--- MATERIAL FOR THIS TASK ---

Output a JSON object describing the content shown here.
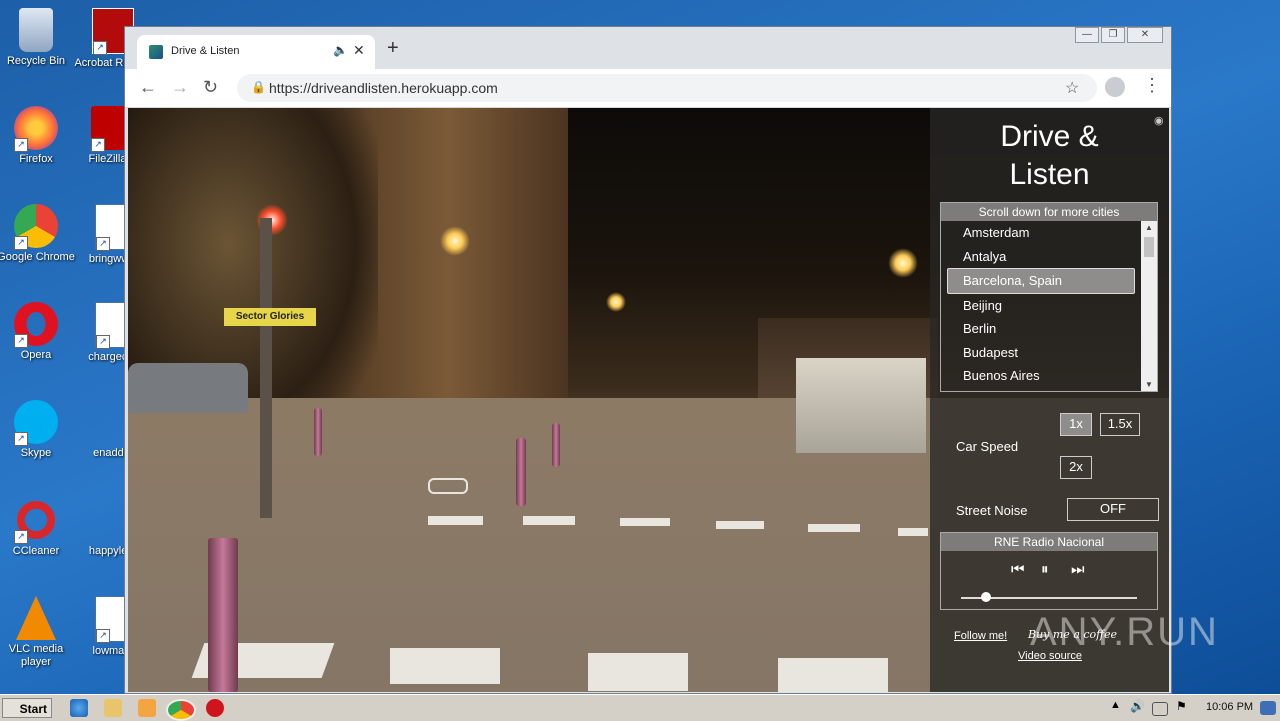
{
  "desktop": {
    "icons": [
      {
        "label": "Recycle Bin"
      },
      {
        "label": "Acrobat Reader"
      },
      {
        "label": "Firefox"
      },
      {
        "label": "FileZilla C"
      },
      {
        "label": "Google Chrome"
      },
      {
        "label": "bringwww"
      },
      {
        "label": "Opera"
      },
      {
        "label": "chargecivi"
      },
      {
        "label": "Skype"
      },
      {
        "label": "enadd.p"
      },
      {
        "label": "CCleaner"
      },
      {
        "label": "happylear"
      },
      {
        "label": "VLC media player"
      },
      {
        "label": "lowmatu"
      }
    ]
  },
  "browser": {
    "tab_title": "Drive & Listen",
    "url": "https://driveandlisten.herokuapp.com",
    "window_controls": [
      "—",
      "❐",
      "✕"
    ]
  },
  "app": {
    "title_line1": "Drive &",
    "title_line2": "Listen",
    "city_header": "Scroll down for more cities",
    "cities": [
      "Amsterdam",
      "Antalya",
      "Barcelona, Spain",
      "Beijing",
      "Berlin",
      "Budapest",
      "Buenos Aires"
    ],
    "selected_city": "Barcelona, Spain",
    "car_speed_label": "Car Speed",
    "speed_options": [
      "1x",
      "1.5x",
      "2x"
    ],
    "selected_speed": "1x",
    "street_noise_label": "Street Noise",
    "street_noise_value": "OFF",
    "radio_station": "RNE Radio Nacional",
    "volume_level": 0.14,
    "follow_link": "Follow me!",
    "coffee_link": "Buy me a coffee",
    "video_source_link": "Video source"
  },
  "street_signs": {
    "sign1": "Sector Glories"
  },
  "taskbar": {
    "start_label": "Start",
    "clock": "10:06 PM"
  },
  "watermark": "ANY.RUN"
}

---

→ TASK INSTRUCTIONS: Exclude the images and reproduce the remaining data exactly.

→ EXERCISE ANSWER:
Output a JSON object describing the content shown here.
{
  "desktop": {
    "icons": [
      {
        "label": "Recycle Bin"
      },
      {
        "label": "Acrobat Reader"
      },
      {
        "label": "Firefox"
      },
      {
        "label": "FileZilla C"
      },
      {
        "label": "Google Chrome"
      },
      {
        "label": "bringwww"
      },
      {
        "label": "Opera"
      },
      {
        "label": "chargecivi"
      },
      {
        "label": "Skype"
      },
      {
        "label": "enadd.p"
      },
      {
        "label": "CCleaner"
      },
      {
        "label": "happylear"
      },
      {
        "label": "VLC media player"
      },
      {
        "label": "lowmatu"
      }
    ]
  },
  "browser": {
    "tab_title": "Drive & Listen",
    "url": "https://driveandlisten.herokuapp.com",
    "window_controls": [
      "—",
      "❐",
      "✕"
    ]
  },
  "app": {
    "title_line1": "Drive &",
    "title_line2": "Listen",
    "city_header": "Scroll down for more cities",
    "cities": [
      "Amsterdam",
      "Antalya",
      "Barcelona, Spain",
      "Beijing",
      "Berlin",
      "Budapest",
      "Buenos Aires"
    ],
    "selected_city": "Barcelona, Spain",
    "car_speed_label": "Car Speed",
    "speed_options": [
      "1x",
      "1.5x",
      "2x"
    ],
    "selected_speed": "1x",
    "street_noise_label": "Street Noise",
    "street_noise_value": "OFF",
    "radio_station": "RNE Radio Nacional",
    "volume_level": 0.14,
    "follow_link": "Follow me!",
    "coffee_link": "Buy me a coffee",
    "video_source_link": "Video source"
  },
  "street_signs": {
    "sign1": "Sector Glories"
  },
  "taskbar": {
    "start_label": "Start",
    "clock": "10:06 PM"
  },
  "watermark": "ANY.RUN"
}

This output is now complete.